Spot each line that carries the word "级预警事件时"; copy those lines.

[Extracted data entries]
= = = = =

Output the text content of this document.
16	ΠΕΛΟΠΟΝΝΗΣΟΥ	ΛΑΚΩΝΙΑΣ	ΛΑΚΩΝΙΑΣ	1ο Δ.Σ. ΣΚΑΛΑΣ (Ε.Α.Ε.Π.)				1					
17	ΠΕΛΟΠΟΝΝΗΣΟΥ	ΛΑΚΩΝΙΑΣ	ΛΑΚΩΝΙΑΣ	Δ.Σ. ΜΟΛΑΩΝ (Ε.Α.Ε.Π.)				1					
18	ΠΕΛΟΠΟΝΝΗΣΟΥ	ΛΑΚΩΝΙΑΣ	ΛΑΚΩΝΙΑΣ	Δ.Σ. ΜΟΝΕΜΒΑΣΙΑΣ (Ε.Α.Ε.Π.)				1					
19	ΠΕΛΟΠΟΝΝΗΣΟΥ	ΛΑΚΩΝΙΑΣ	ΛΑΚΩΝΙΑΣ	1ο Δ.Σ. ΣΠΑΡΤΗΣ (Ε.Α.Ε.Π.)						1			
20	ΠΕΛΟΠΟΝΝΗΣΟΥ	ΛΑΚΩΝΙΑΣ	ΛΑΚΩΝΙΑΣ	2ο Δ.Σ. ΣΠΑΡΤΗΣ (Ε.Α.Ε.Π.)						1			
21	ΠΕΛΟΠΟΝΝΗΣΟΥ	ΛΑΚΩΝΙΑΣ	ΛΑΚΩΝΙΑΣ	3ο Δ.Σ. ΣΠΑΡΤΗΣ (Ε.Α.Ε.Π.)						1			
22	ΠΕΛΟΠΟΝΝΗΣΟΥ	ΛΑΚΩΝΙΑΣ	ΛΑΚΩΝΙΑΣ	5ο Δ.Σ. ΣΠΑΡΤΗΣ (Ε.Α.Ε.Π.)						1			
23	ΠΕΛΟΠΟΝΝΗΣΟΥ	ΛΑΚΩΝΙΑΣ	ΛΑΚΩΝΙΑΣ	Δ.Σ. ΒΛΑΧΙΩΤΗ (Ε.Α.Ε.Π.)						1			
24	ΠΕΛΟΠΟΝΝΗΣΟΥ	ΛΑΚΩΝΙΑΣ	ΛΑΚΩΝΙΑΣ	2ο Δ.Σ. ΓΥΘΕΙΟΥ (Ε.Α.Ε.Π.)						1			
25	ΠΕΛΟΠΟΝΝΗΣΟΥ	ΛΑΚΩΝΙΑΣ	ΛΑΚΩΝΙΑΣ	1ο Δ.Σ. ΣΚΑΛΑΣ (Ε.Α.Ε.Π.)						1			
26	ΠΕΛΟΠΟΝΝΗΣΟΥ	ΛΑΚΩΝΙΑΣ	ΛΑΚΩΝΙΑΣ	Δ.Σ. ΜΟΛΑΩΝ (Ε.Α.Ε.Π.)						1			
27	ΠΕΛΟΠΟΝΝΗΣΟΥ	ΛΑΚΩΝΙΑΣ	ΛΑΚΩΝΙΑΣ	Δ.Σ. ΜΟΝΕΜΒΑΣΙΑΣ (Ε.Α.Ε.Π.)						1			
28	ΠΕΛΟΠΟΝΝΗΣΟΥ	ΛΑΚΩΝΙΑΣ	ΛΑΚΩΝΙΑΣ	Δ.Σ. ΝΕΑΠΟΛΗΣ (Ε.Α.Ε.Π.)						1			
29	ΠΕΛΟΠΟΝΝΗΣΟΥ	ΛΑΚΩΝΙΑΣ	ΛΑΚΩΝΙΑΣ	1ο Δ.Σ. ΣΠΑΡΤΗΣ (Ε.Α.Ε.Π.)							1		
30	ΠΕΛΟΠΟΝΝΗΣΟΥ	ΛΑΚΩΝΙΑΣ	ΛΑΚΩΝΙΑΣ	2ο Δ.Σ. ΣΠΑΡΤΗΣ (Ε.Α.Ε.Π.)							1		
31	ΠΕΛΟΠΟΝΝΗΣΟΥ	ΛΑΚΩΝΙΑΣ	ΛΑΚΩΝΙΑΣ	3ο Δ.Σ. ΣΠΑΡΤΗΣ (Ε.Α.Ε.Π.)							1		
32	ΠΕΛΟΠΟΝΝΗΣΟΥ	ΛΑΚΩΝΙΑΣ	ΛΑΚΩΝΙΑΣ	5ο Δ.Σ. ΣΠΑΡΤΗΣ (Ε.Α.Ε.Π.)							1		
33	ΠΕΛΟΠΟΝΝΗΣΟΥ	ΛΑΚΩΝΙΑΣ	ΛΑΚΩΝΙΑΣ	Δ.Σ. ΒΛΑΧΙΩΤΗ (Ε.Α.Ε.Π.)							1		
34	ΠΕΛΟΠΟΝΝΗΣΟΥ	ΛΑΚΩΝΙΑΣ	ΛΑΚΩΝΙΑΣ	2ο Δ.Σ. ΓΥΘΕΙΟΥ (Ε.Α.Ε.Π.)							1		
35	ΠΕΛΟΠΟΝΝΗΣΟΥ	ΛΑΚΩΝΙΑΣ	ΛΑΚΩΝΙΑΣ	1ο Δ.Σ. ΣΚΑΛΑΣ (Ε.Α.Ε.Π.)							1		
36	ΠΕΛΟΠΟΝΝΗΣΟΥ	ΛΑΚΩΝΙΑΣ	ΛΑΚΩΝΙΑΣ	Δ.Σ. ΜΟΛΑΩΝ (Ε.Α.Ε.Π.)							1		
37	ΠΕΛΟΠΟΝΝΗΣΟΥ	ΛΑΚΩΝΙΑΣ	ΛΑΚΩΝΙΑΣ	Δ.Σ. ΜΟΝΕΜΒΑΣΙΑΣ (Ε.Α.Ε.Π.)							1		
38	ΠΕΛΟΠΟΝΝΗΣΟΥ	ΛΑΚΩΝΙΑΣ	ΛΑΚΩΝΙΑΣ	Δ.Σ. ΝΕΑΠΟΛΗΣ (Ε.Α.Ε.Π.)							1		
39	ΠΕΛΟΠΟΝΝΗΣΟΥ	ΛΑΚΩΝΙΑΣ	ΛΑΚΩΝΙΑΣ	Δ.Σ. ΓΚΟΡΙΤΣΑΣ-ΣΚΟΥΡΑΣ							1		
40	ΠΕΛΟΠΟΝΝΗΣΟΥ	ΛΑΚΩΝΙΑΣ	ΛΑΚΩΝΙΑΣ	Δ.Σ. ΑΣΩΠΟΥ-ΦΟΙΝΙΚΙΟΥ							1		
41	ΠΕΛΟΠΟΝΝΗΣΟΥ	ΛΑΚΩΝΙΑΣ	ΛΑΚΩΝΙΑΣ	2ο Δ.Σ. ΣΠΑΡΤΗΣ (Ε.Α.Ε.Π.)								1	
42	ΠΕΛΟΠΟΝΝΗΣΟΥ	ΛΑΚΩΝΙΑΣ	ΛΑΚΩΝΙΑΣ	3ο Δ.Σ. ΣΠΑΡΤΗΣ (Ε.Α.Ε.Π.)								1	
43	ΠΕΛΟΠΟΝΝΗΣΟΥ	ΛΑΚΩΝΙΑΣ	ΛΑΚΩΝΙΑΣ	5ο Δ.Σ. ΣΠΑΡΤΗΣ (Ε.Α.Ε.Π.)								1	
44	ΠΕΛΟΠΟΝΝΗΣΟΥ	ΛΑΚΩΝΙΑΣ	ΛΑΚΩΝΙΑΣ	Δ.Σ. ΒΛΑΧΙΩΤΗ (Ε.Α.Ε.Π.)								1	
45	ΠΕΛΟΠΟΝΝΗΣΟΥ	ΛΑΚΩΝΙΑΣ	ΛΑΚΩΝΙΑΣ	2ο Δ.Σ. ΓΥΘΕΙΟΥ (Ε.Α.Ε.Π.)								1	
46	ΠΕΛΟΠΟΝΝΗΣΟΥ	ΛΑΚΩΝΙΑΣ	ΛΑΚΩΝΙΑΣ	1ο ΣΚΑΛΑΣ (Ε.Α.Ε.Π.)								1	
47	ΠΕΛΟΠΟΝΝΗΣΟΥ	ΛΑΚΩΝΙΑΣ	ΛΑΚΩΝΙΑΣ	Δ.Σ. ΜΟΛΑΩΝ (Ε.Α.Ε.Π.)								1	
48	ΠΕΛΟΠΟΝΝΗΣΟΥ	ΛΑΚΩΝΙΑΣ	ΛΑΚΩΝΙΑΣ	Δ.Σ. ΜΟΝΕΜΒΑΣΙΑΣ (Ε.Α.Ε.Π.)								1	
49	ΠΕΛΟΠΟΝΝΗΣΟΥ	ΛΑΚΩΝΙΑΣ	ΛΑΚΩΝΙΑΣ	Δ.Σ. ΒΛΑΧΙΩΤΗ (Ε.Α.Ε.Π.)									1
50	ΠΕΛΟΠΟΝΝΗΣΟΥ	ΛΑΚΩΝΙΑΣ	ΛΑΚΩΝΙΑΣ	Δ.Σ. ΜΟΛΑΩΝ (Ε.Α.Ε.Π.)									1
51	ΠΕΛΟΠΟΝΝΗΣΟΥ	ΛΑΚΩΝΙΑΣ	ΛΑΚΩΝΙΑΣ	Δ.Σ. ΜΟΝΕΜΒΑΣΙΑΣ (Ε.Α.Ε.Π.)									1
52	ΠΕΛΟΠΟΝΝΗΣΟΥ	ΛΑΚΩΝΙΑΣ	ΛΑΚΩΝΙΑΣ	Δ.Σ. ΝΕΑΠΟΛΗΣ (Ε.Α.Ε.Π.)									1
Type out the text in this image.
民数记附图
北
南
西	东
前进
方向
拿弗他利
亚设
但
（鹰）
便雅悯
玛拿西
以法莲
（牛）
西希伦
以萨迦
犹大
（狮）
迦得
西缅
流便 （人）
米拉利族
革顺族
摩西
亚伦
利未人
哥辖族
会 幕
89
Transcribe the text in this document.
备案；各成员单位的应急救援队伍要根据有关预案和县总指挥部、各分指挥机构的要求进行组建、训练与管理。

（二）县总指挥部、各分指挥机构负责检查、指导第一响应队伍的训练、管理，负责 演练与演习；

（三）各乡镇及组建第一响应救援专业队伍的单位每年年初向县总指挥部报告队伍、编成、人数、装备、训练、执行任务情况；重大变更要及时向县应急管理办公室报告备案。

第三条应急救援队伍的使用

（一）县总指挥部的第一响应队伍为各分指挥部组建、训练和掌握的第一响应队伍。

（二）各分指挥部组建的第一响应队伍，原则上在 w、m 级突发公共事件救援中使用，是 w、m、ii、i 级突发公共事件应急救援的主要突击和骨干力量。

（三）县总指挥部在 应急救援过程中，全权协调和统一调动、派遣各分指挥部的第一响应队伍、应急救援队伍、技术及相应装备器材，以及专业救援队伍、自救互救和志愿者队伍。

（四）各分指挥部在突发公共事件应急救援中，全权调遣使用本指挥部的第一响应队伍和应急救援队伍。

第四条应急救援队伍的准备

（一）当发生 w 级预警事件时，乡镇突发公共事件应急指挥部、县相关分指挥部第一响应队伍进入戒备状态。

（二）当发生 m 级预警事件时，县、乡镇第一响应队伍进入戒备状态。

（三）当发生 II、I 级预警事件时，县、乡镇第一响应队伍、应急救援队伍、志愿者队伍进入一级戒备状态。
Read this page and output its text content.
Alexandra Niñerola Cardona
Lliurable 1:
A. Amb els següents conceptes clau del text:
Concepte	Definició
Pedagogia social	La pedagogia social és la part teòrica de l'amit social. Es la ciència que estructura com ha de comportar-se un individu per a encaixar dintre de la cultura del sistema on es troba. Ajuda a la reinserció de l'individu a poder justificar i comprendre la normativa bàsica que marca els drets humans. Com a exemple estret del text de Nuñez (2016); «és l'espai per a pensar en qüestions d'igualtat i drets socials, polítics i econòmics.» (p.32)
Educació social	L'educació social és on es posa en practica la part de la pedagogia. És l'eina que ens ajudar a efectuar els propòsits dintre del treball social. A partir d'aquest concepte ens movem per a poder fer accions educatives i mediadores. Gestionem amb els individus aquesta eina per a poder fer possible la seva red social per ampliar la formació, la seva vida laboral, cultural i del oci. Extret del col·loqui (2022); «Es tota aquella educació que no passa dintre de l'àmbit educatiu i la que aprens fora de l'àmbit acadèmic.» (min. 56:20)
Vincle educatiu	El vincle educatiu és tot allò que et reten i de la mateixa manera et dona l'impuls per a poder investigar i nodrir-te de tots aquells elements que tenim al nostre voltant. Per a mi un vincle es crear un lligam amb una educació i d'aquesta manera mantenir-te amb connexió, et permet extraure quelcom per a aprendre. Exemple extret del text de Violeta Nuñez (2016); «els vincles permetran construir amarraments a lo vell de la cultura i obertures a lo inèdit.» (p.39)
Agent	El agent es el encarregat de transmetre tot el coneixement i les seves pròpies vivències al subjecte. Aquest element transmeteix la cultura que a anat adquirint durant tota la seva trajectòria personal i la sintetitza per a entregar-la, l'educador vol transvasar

= = = = =

__Solution__:
（一）当发生 w 级预警事件时，乡镇突发公共事件应急指挥部、县相关分指挥部第一响应队伍进入戒备状态。
（二）当发生 m 级预警事件时，县、乡镇第一响应队伍进入戒备状态。
（三）当发生 II、I 级预警事件时，县、乡镇第一响应队伍、应急救援队伍、志愿者队伍进入一级戒备状态。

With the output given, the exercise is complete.